---------- Material supplied

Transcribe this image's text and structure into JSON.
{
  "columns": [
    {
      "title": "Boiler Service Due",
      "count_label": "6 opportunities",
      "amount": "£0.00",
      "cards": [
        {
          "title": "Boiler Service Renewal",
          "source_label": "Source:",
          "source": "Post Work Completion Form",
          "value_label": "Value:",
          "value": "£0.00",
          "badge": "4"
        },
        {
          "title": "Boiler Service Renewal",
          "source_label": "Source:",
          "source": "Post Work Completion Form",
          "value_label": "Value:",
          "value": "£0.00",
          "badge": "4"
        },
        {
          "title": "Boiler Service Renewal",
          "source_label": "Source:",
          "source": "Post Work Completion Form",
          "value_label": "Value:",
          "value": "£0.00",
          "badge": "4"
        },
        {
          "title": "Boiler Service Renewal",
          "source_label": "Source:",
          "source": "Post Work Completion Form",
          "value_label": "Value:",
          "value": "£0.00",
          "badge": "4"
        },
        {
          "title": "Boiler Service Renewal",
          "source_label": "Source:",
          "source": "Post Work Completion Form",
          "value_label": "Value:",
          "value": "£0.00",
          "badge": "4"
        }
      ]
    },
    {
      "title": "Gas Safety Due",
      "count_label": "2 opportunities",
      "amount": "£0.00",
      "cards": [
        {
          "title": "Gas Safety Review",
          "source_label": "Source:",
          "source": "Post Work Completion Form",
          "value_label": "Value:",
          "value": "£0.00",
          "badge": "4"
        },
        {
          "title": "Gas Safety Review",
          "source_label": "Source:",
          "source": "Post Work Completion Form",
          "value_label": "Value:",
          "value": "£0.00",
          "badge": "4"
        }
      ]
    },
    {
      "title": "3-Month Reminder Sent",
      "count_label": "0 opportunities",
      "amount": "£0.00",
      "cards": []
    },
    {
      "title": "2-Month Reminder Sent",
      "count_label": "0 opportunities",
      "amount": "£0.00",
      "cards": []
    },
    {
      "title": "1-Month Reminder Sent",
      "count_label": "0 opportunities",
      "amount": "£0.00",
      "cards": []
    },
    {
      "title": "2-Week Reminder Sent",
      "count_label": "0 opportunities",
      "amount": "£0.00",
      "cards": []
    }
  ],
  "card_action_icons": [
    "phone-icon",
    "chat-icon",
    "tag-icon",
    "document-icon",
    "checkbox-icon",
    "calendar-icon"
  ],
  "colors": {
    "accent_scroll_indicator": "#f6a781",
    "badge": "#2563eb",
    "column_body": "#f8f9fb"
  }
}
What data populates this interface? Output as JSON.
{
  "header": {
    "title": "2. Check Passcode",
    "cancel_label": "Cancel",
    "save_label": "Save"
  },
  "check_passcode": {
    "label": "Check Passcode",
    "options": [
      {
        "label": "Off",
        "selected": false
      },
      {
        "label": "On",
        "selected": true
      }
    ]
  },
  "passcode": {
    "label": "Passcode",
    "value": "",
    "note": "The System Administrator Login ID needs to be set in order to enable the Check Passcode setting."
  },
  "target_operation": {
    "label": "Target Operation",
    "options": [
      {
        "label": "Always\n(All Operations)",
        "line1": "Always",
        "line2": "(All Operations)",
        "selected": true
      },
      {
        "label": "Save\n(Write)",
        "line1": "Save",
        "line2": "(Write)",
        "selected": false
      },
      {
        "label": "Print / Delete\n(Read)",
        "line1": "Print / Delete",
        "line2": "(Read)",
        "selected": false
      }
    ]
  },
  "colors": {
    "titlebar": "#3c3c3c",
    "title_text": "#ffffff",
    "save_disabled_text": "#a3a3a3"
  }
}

--------------------

## Exercise objective
From the records above, extract each line exactly as shown.

## Written reply
Transcribe this image's text and structure into JSON.
{
  "columns": [
    {
      "title": "Boiler Service Due",
      "count_label": "6 opportunities",
      "amount": "£0.00",
      "cards": [
        {
          "title": "Boiler Service Renewal",
          "source_label": "Source:",
          "source": "Post Work Completion Form",
          "value_label": "Value:",
          "value": "£0.00",
          "badge": "4"
        },
        {
          "title": "Boiler Service Renewal",
          "source_label": "Source:",
          "source": "Post Work Completion Form",
          "value_label": "Value:",
          "value": "£0.00",
          "badge": "4"
        },
        {
          "title": "Boiler Service Renewal",
          "source_label": "Source:",
          "source": "Post Work Completion Form",
          "value_label": "Value:",
          "value": "£0.00",
          "badge": "4"
        },
        {
          "title": "Boiler Service Renewal",
          "source_label": "Source:",
          "source": "Post Work Completion Form",
          "value_label": "Value:",
          "value": "£0.00",
          "badge": "4"
        },
        {
          "title": "Boiler Service Renewal",
          "source_label": "Source:",
          "source": "Post Work Completion Form",
          "value_label": "Value:",
          "value": "£0.00",
          "badge": "4"
        }
      ]
    },
    {
      "title": "Gas Safety Due",
      "count_label": "2 opportunities",
      "amount": "£0.00",
      "cards": [
        {
          "title": "Gas Safety Review",
          "source_label": "Source:",
          "source": "Post Work Completion Form",
          "value_label": "Value:",
          "value": "£0.00",
          "badge": "4"
        },
        {
          "title": "Gas Safety Review",
          "source_label": "Source:",
          "source": "Post Work Completion Form",
          "value_label": "Value:",
          "value": "£0.00",
          "badge": "4"
        }
      ]
    },
    {
      "title": "3-Month Reminder Sent",
      "count_label": "0 opportunities",
      "amount": "£0.00",
      "cards": []
    },
    {
      "title": "2-Month Reminder Sent",
      "count_label": "0 opportunities",
      "amount": "£0.00",
      "cards": []
    },
    {
      "title": "1-Month Reminder Sent",
      "count_label": "0 opportunities",
      "amount": "£0.00",
      "cards": []
    },
    {
      "title": "2-Week Reminder Sent",
      "count_label": "0 opportunities",
      "amount": "£0.00",
      "cards": []
    }
  ],
  "card_action_icons": [
    "phone-icon",
    "chat-icon",
    "tag-icon",
    "document-icon",
    "checkbox-icon",
    "calendar-icon"
  ],
  "colors": {
    "accent_scroll_indicator": "#f6a781",
    "badge": "#2563eb",
    "column_body": "#f8f9fb"
  }
}
What data populates this interface? Output as JSON.
{
  "header": {
    "title": "2. Check Passcode",
    "cancel_label": "Cancel",
    "save_label": "Save"
  },
  "check_passcode": {
    "label": "Check Passcode",
    "options": [
      {
        "label": "Off",
        "selected": false
      },
      {
        "label": "On",
        "selected": true
      }
    ]
  },
  "passcode": {
    "label": "Passcode",
    "value": "",
    "note": "The System Administrator Login ID needs to be set in order to enable the Check Passcode setting."
  },
  "target_operation": {
    "label": "Target Operation",
    "options": [
      {
        "label": "Always\n(All Operations)",
        "line1": "Always",
        "line2": "(All Operations)",
        "selected": true
      },
      {
        "label": "Save\n(Write)",
        "line1": "Save",
        "line2": "(Write)",
        "selected": false
      },
      {
        "label": "Print / Delete\n(Read)",
        "line1": "Print / Delete",
        "line2": "(Read)",
        "selected": false
      }
    ]
  },
  "colors": {
    "titlebar": "#3c3c3c",
    "title_text": "#ffffff",
    "save_disabled_text": "#a3a3a3"
  }
}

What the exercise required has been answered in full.